## INSTRUCTION 1
Please copy the records word for word, from their first line through the line that contains "among you xyxy=(168,550,277,561)", with both of those lines included.

** Start of QUOTED TEXT **

# Centralized restroom facilities



## Yikes (Jan 17, 2013)

I'm working on a convention center campus (in California) which includes both historic and new buildings, none more than 2 stories high.  The new building's restrooms are accessible and have enough fixtures to satisfy the requirements of Table 4-1.  Question: is there any requirement that says each building MUST have its own restroom?  Or can we simply direct people to a central restroom location (in the new building) with unrestricted access from all other buildings?

In other words, can the concept of centralized restrooms (like I used to see at my elementary school) work at thsi convention center?

I see that CPC 412.2 "Access to Fixtures" limits the number of stories you must travel, but I see no limitation of horizontal distance.

CPC 412.5 limits horizontal travel distance to a common restroom shared by independent mercantile businesses - - but I see no such restriction for my convention center, which is a single business entity.


----------



## steveray (Jan 17, 2013)

2902.6 Public facilities.

Customers, patrons and visitors shall be provided with public toilet facilities in structures and tenant spaces intended for public utilization. Public toilet facilities shall be located not more than one story above or below the space required to be provided with public toilet facilities and the path of travel to such facilities shall not exceed a distance of 500 feet (152 m).

** End of QUOTED TEXT **
** Start of DATASET EXCERPTS **

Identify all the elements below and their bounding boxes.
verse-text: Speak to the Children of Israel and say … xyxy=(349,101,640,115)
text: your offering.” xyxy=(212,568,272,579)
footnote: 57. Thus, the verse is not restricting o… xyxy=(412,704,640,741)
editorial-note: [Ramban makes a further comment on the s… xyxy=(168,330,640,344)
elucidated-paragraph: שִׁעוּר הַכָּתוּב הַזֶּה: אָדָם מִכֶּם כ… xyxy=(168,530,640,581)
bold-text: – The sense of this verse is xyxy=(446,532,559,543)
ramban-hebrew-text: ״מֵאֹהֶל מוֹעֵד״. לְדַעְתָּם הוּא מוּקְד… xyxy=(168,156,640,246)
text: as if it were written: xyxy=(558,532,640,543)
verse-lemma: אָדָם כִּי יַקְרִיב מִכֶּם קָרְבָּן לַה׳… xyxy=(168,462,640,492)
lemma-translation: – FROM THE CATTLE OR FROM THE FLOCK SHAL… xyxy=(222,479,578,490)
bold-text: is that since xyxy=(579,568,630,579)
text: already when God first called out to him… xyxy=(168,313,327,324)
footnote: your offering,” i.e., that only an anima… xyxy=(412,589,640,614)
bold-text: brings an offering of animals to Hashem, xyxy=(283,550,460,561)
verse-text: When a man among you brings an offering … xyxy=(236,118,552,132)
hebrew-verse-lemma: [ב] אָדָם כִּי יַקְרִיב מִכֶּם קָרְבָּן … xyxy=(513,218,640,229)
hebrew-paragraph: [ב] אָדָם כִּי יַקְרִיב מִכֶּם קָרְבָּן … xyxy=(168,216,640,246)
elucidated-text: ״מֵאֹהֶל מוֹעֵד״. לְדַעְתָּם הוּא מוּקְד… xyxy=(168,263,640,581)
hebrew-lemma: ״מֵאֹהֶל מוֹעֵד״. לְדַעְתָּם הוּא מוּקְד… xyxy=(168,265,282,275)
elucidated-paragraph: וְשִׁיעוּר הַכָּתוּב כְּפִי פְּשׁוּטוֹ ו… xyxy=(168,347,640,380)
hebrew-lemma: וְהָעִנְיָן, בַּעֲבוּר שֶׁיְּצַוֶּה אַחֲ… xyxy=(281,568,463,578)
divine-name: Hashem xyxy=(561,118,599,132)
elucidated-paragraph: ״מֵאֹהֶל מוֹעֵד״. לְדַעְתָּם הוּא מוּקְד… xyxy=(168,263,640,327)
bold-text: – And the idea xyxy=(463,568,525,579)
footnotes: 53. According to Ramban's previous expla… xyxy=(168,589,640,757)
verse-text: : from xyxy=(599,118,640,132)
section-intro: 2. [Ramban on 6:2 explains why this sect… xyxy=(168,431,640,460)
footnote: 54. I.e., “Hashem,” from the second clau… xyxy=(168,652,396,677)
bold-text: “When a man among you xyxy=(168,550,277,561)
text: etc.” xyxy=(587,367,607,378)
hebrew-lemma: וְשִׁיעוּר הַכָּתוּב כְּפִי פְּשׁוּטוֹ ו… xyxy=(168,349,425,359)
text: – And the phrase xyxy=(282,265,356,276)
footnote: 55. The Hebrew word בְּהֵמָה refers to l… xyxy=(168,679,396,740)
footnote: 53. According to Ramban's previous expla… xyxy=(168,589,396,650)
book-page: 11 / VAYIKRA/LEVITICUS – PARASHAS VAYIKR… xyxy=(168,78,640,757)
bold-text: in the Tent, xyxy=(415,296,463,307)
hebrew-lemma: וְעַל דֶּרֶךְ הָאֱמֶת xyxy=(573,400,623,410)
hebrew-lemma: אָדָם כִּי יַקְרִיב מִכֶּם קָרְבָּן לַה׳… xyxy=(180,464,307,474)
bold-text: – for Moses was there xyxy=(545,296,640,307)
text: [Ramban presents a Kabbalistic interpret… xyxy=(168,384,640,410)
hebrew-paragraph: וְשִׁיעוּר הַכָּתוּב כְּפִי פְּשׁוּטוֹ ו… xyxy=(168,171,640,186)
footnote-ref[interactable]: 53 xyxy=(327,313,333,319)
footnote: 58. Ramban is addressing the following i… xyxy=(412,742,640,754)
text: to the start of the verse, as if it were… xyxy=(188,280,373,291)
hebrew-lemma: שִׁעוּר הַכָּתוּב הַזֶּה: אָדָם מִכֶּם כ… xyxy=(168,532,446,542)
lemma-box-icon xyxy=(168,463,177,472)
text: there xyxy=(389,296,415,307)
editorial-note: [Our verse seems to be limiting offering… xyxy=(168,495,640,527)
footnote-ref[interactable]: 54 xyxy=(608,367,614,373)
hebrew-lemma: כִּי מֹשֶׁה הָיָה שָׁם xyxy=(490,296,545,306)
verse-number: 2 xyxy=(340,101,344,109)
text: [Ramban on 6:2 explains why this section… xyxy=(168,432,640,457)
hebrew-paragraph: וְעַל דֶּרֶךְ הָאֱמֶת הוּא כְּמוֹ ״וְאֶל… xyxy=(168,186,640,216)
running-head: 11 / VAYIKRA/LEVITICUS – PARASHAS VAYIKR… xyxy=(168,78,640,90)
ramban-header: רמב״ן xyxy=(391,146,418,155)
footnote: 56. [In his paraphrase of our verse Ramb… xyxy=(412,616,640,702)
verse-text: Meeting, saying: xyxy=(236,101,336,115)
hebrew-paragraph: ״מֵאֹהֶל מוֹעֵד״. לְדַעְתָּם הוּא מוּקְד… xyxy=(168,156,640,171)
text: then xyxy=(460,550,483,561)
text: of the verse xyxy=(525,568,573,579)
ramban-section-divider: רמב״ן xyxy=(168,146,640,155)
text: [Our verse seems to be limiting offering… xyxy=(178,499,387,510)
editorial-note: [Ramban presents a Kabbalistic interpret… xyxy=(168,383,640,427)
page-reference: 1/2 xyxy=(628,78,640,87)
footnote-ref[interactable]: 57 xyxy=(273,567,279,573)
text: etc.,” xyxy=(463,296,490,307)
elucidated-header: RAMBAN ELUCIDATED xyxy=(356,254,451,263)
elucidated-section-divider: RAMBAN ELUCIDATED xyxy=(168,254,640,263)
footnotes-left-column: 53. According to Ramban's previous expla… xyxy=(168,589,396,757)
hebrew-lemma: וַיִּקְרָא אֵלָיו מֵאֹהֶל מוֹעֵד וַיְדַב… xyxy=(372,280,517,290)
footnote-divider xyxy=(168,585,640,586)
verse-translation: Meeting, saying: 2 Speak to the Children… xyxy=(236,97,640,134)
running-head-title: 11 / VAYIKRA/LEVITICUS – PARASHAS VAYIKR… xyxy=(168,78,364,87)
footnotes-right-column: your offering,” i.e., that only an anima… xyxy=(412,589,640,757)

** End of DATASET EXCERPTS **

## INSTRUCTION 2
Repeat the passage of the restroom thread word for word, starting with "CPC 412.5 limits" and going on through "steveray (Jan 17, 2013)".

## WRITTEN ANSWER 1
Identify all the elements below and their bounding boxes.
verse-text: Speak to the Children of Israel and say … xyxy=(349,101,640,115)
text: your offering.” xyxy=(212,568,272,579)
footnote: 57. Thus, the verse is not restricting o… xyxy=(412,704,640,741)
editorial-note: [Ramban makes a further comment on the s… xyxy=(168,330,640,344)
elucidated-paragraph: שִׁעוּר הַכָּתוּב הַזֶּה: אָדָם מִכֶּם כ… xyxy=(168,530,640,581)
bold-text: – The sense of this verse is xyxy=(446,532,559,543)
ramban-hebrew-text: ״מֵאֹהֶל מוֹעֵד״. לְדַעְתָּם הוּא מוּקְד… xyxy=(168,156,640,246)
text: as if it were written: xyxy=(558,532,640,543)
verse-lemma: אָדָם כִּי יַקְרִיב מִכֶּם קָרְבָּן לַה׳… xyxy=(168,462,640,492)
lemma-translation: – FROM THE CATTLE OR FROM THE FLOCK SHAL… xyxy=(222,479,578,490)
bold-text: is that since xyxy=(579,568,630,579)
text: already when God first called out to him… xyxy=(168,313,327,324)
footnote: your offering,” i.e., that only an anima… xyxy=(412,589,640,614)
bold-text: brings an offering of animals to Hashem, xyxy=(283,550,460,561)
verse-text: When a man among you brings an offering … xyxy=(236,118,552,132)
hebrew-verse-lemma: [ב] אָדָם כִּי יַקְרִיב מִכֶּם קָרְבָּן … xyxy=(513,218,640,229)
hebrew-paragraph: [ב] אָדָם כִּי יַקְרִיב מִכֶּם קָרְבָּן … xyxy=(168,216,640,246)
elucidated-text: ״מֵאֹהֶל מוֹעֵד״. לְדַעְתָּם הוּא מוּקְד… xyxy=(168,263,640,581)
hebrew-lemma: ״מֵאֹהֶל מוֹעֵד״. לְדַעְתָּם הוּא מוּקְד… xyxy=(168,265,282,275)
elucidated-paragraph: וְשִׁיעוּר הַכָּתוּב כְּפִי פְּשׁוּטוֹ ו… xyxy=(168,347,640,380)
hebrew-lemma: וְהָעִנְיָן, בַּעֲבוּר שֶׁיְּצַוֶּה אַחֲ… xyxy=(281,568,463,578)
divine-name: Hashem xyxy=(561,118,599,132)
elucidated-paragraph: ״מֵאֹהֶל מוֹעֵד״. לְדַעְתָּם הוּא מוּקְד… xyxy=(168,263,640,327)
bold-text: – And the idea xyxy=(463,568,525,579)
footnotes: 53. According to Ramban's previous expla… xyxy=(168,589,640,757)
verse-text: : from xyxy=(599,118,640,132)
section-intro: 2. [Ramban on 6:2 explains why this sect… xyxy=(168,431,640,460)
footnote: 54. I.e., “Hashem,” from the second clau… xyxy=(168,652,396,677)
bold-text: “When a man among you xyxy=(168,550,277,561)

## WRITTEN ANSWER 2
CPC 412.5 limits horizontal travel distance to a common restroom shared by independent mercantile businesses - - but I see no such restriction for my convention center, which is a single business entity.


----------



## steveray (Jan 17, 2013)